■ WHAT TO PRODUCE ■
Pick out every line in the data below that holds "τρία".

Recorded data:
(begin)

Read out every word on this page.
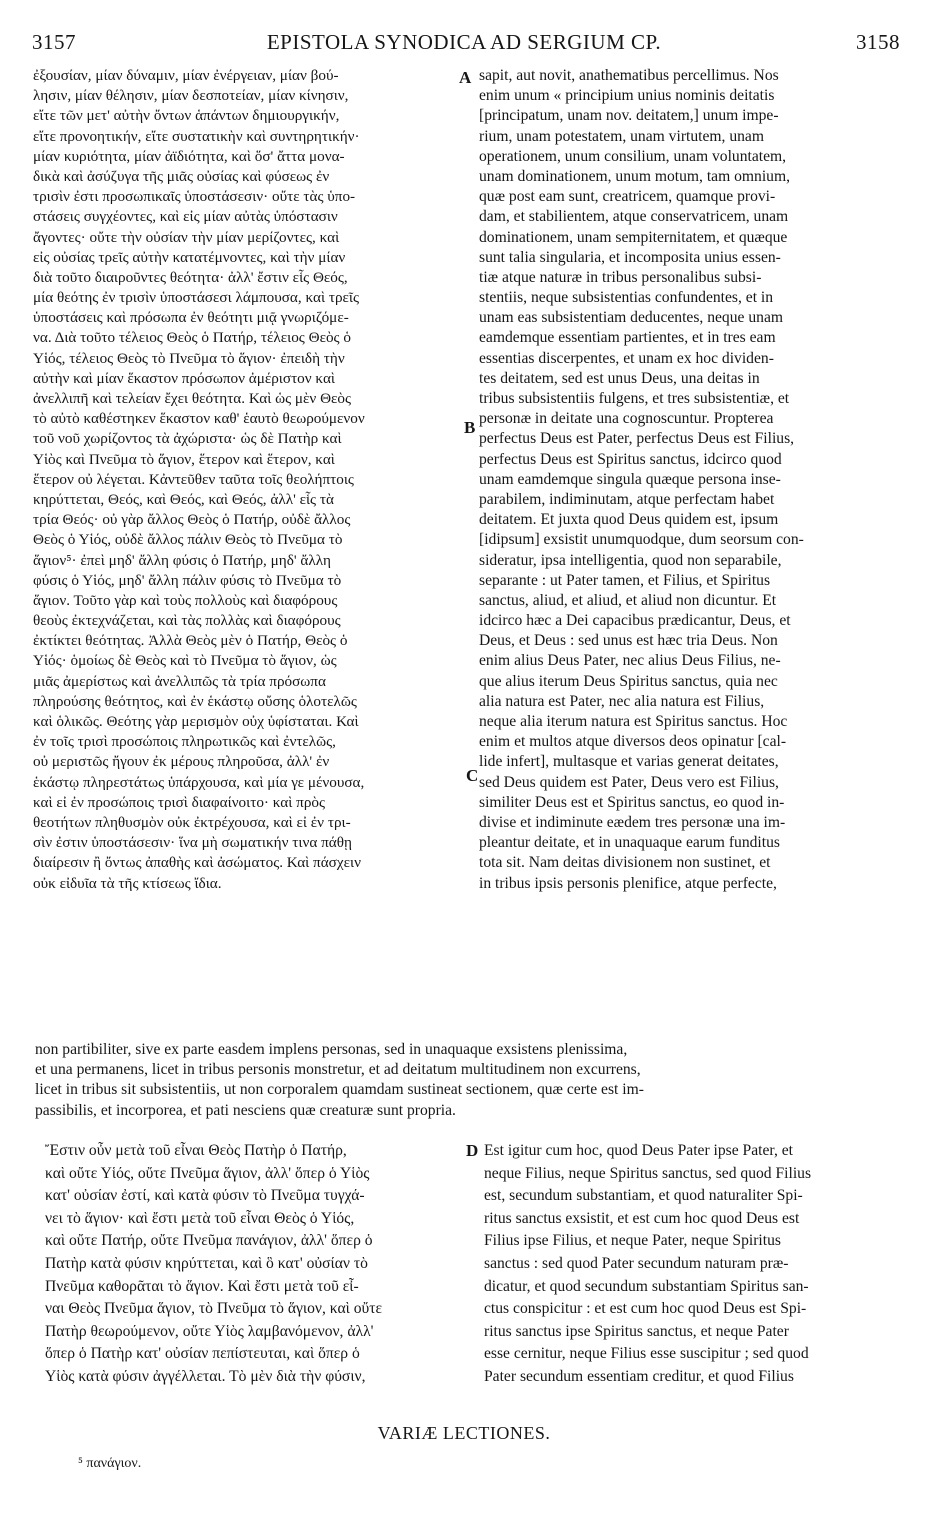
3157	EPISTOLA SYNODICA AD SERGIUM CP.	3158
ἐξουσίαν, μίαν δύναμιν, μίαν ἐνέργειαν, μίαν βού-
λησιν, μίαν θέλησιν, μίαν δεσποτείαν, μίαν κίνησιν,
εἴτε τῶν μετ' αὐτὴν ὄντων ἁπάντων δημιουργικήν,
εἴτε προνοητικήν, εἴτε συστατικὴν καὶ συντηρητικήν·
μίαν κυριότητα, μίαν ἀϊδιότητα, καὶ ὅσ' ἄττα μονα-
δικὰ καὶ ἀσύζυγα τῆς μιᾶς οὐσίας καὶ φύσεως ἐν
τρισὶν ἐστι προσωπικαῖς ὑποστάσεσιν· οὔτε τὰς ὑπο-
στάσεις συγχέοντες, καὶ εἰς μίαν αὐτὰς ὑπόστασιν
ἄγοντες· οὔτε τὴν οὐσίαν τὴν μίαν μερίζοντες, καὶ
εἰς οὐσίας τρεῖς αὐτὴν κατατέμνοντες, καὶ τὴν μίαν
διὰ τοῦτο διαιροῦντες θεότητα· ἀλλ' ἔστιν εἷς Θεός,
μία θεότης ἐν τρισὶν ὑποστάσεσι λάμπουσα, καὶ τρεῖς
ὑποστάσεις καὶ πρόσωπα ἐν θεότητι μιᾷ γνωριζόμε-
να. Διὰ τοῦτο τέλειος Θεὸς ὁ Πατήρ, τέλειος Θεὸς ὁ
Υἱός, τέλειος Θεὸς τὸ Πνεῦμα τὸ ἅγιον· ἐπειδὴ τὴν
αὐτὴν καὶ μίαν ἕκαστον πρόσωπον ἀμέριστον καὶ
ἀνελλιπῆ καὶ τελείαν ἔχει θεότητα. Καὶ ὡς μὲν Θεὸς
τὸ αὐτὸ καθέστηκεν ἕκαστον καθ' ἑαυτὸ θεωρούμενον
τοῦ νοῦ χωρίζοντος τὰ ἀχώριστα· ὡς δὲ Πατὴρ καὶ
Υἱὸς καὶ Πνεῦμα τὸ ἅγιον, ἕτερον καὶ ἕτερον, καὶ
ἕτερον οὐ λέγεται. Κἀντεῦθεν ταῦτα τοῖς θεολήπτοις
κηρύττεται, Θεός, καὶ Θεός, καὶ Θεός, ἀλλ' εἷς τὰ
τρία Θεός· οὐ γὰρ ἄλλος Θεὸς ὁ Πατήρ, οὐδὲ ἄλλος
Θεὸς ὁ Υἱός, οὐδὲ ἄλλος πάλιν Θεὸς τὸ Πνεῦμα τὸ
ἅγιον⁵· ἐπεὶ μηδ' ἄλλη φύσις ὁ Πατήρ, μηδ' ἄλλη
φύσις ὁ Υἱός, μηδ' ἄλλη πάλιν φύσις τὸ Πνεῦμα τὸ
ἅγιον. Τοῦτο γὰρ καὶ τοὺς πολλοὺς καὶ διαφόρους
θεοὺς ἐκτεχνάζεται, καὶ τὰς πολλὰς καὶ διαφόρους
ἐκτίκτει θεότητας. Ἀλλὰ Θεὸς μὲν ὁ Πατήρ, Θεὸς ὁ
Υἱός· ὁμοίως δὲ Θεὸς καὶ τὸ Πνεῦμα τὸ ἅγιον, ὡς
μιᾶς ἀμερίστως καὶ ἀνελλιπῶς τὰ τρία πρόσωπα
πληρούσης θεότητος, καὶ ἐν ἑκάστῳ οὔσης ὁλοτελῶς
καὶ ὁλικῶς. Θεότης γὰρ μερισμὸν οὐχ ὑφίσταται. Καὶ
ἐν τοῖς τρισὶ προσώποις πληρωτικῶς καὶ ἐντελῶς,
οὐ μεριστῶς ἤγουν ἐκ μέρους πληροῦσα, ἀλλ' ἐν
ἑκάστῳ πληρεστάτως ὑπάρχουσα, καὶ μία γε μένουσα,
καὶ εἰ ἐν προσώποις τρισὶ διαφαίνοιτο· καὶ πρὸς
θεοτήτων πληθυσμὸν οὐκ ἐκτρέχουσα, καὶ εἰ ἐν τρι-
σὶν ἐστιν ὑποστάσεσιν· ἵνα μὴ σωματικήν τινα πάθῃ
διαίρεσιν ἢ ὄντως ἀπαθὴς καὶ ἀσώματος. Καὶ πάσχειν
οὐκ εἰδυῖα τὰ τῆς κτίσεως ἴδια.
sapit, aut novit, anathematibus percellimus. Nos
enim unum « principium unius nominis deitatis
[principatum, unam nov. deitatem,] unum impe-
rium, unam potestatem, unam virtutem, unam
operationem, unum consilium, unam voluntatem,
unam dominationem, unum motum, tam omnium,
quæ post eam sunt, creatricem, quamque provi-
dam, et stabilientem, atque conservatricem, unam
dominationem, unam sempiternitatem, et quæque
sunt talia singularia, et incomposita unius essen-
tiæ atque naturæ in tribus personalibus subsi-
stentiis, neque subsistentias confundentes, et in
unam eas subsistentiam deducentes, neque unam
eamdemque essentiam partientes, et in tres eam
essentias discerpentes, et unam ex hoc dividen-
tes deitatem, sed est unus Deus, una deitas in
tribus subsistentiis fulgens, et tres subsistentiæ, et
personæ in deitate una cognoscuntur. Propterea
perfectus Deus est Pater, perfectus Deus est Filius,
perfectus Deus est Spiritus sanctus, idcirco quod
unam eamdemque singula quæque persona inse-
parabilem, indiminutam, atque perfectam habet
deitatem. Et juxta quod Deus quidem est, ipsum
[idipsum] exsistit unumquodque, dum seorsum con-
sideratur, ipsa intelligentia, quod non separabile,
separante : ut Pater tamen, et Filius, et Spiritus
sanctus, aliud, et aliud, et aliud non dicuntur. Et
idcirco hæc a Dei capacibus prædicantur, Deus, et
Deus, et Deus : sed unus est hæc tria Deus. Non
enim alius Deus Pater, nec alius Deus Filius, ne-
que alius iterum Deus Spiritus sanctus, quia nec
alia natura est Pater, nec alia natura est Filius,
neque alia iterum natura est Spiritus sanctus. Hoc
enim et multos atque diversos deos opinatur [cal-
lide infert], multasque et varias generat deitates,
sed Deus quidem est Pater, Deus vero est Filius,
similiter Deus est et Spiritus sanctus, eo quod in-
divise et indiminute eædem tres personæ una im-
pleantur deitate, et in unaquaque earum funditus
tota sit. Nam deitas divisionem non sustinet, et
in tribus ipsis personis plenifice, atque perfecte,
A
B
C
D
non partibiliter, sive ex parte easdem implens personas, sed in unaquaque exsistens plenissima,
et una permanens, licet in tribus personis monstretur, et ad deitatum multitudinem non excurrens,
licet in tribus sit subsistentiis, ut non corporalem quamdam sustineat sectionem, quæ certe est im-
passibilis, et incorporea, et pati nesciens quæ creaturæ sunt propria.
Ἔστιν οὖν μετὰ τοῦ εἶναι Θεὸς Πατὴρ ὁ Πατήρ,
καὶ οὔτε Υἱός, οὔτε Πνεῦμα ἅγιον, ἀλλ' ὅπερ ὁ Υἱὸς
κατ' οὐσίαν ἐστί, καὶ κατὰ φύσιν τὸ Πνεῦμα τυγχά-
νει τὸ ἅγιον· καὶ ἔστι μετὰ τοῦ εἶναι Θεὸς ὁ Υἱός,
καὶ οὔτε Πατήρ, οὔτε Πνεῦμα πανάγιον, ἀλλ' ὅπερ ὁ
Πατὴρ κατὰ φύσιν κηρύττεται, καὶ ὃ κατ' οὐσίαν τὸ
Πνεῦμα καθορᾶται τὸ ἅγιον. Καὶ ἔστι μετὰ τοῦ εἶ-
ναι Θεὸς Πνεῦμα ἅγιον, τὸ Πνεῦμα τὸ ἅγιον, καὶ οὔτε
Πατὴρ θεωρούμενον, οὔτε Υἱὸς λαμβανόμενον, ἀλλ'
ὅπερ ὁ Πατὴρ κατ' οὐσίαν πεπίστευται, καὶ ὅπερ ὁ
Υἱὸς κατὰ φύσιν ἀγγέλλεται. Τὸ μὲν διὰ τὴν φύσιν,
Est igitur cum hoc, quod Deus Pater ipse Pater, et
neque Filius, neque Spiritus sanctus, sed quod Filius
est, secundum substantiam, et quod naturaliter Spi-
ritus sanctus exsistit, et est cum hoc quod Deus est
Filius ipse Filius, et neque Pater, neque Spiritus
sanctus : sed quod Pater secundum naturam præ-
dicatur, et quod secundum substantiam Spiritus san-
ctus conspicitur : et est cum hoc quod Deus est Spi-
ritus sanctus ipse Spiritus sanctus, et neque Pater
esse cernitur, neque Filius esse suscipitur ; sed quod
Pater secundum essentiam creditur, et quod Filius
VARIÆ LECTIONES.
⁵ πανάγιον.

(end)

■ OUTPUT FOR THIS EXERCISE ■
τρία Θεός· οὐ γὰρ ἄλλος Θεὸς ὁ Πατήρ, οὐδὲ ἄλλος
μιᾶς ἀμερίστως καὶ ἀνελλιπῶς τὰ τρία πρόσωπα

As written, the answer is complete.